Stored data
***

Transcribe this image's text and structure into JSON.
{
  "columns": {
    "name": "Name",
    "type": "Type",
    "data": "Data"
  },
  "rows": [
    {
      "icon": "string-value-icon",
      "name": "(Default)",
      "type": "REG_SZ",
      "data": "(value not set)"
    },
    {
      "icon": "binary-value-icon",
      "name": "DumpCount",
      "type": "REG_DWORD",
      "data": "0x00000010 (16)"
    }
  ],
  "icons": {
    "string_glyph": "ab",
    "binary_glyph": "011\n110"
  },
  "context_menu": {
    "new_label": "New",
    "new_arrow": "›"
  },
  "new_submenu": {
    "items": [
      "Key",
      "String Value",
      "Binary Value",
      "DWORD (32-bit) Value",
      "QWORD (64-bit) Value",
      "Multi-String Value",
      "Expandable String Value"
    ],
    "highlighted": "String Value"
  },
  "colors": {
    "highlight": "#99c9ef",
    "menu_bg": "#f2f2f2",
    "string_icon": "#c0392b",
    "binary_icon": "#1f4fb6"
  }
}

***

## Problem
Repeat the records above in full, character for character.

## Exercise answer
Transcribe this image's text and structure into JSON.
{
  "columns": {
    "name": "Name",
    "type": "Type",
    "data": "Data"
  },
  "rows": [
    {
      "icon": "string-value-icon",
      "name": "(Default)",
      "type": "REG_SZ",
      "data": "(value not set)"
    },
    {
      "icon": "binary-value-icon",
      "name": "DumpCount",
      "type": "REG_DWORD",
      "data": "0x00000010 (16)"
    }
  ],
  "icons": {
    "string_glyph": "ab",
    "binary_glyph": "011\n110"
  },
  "context_menu": {
    "new_label": "New",
    "new_arrow": "›"
  },
  "new_submenu": {
    "items": [
      "Key",
      "String Value",
      "Binary Value",
      "DWORD (32-bit) Value",
      "QWORD (64-bit) Value",
      "Multi-String Value",
      "Expandable String Value"
    ],
    "highlighted": "String Value"
  },
  "colors": {
    "highlight": "#99c9ef",
    "menu_bg": "#f2f2f2",
    "string_icon": "#c0392b",
    "binary_icon": "#1f4fb6"
  }
}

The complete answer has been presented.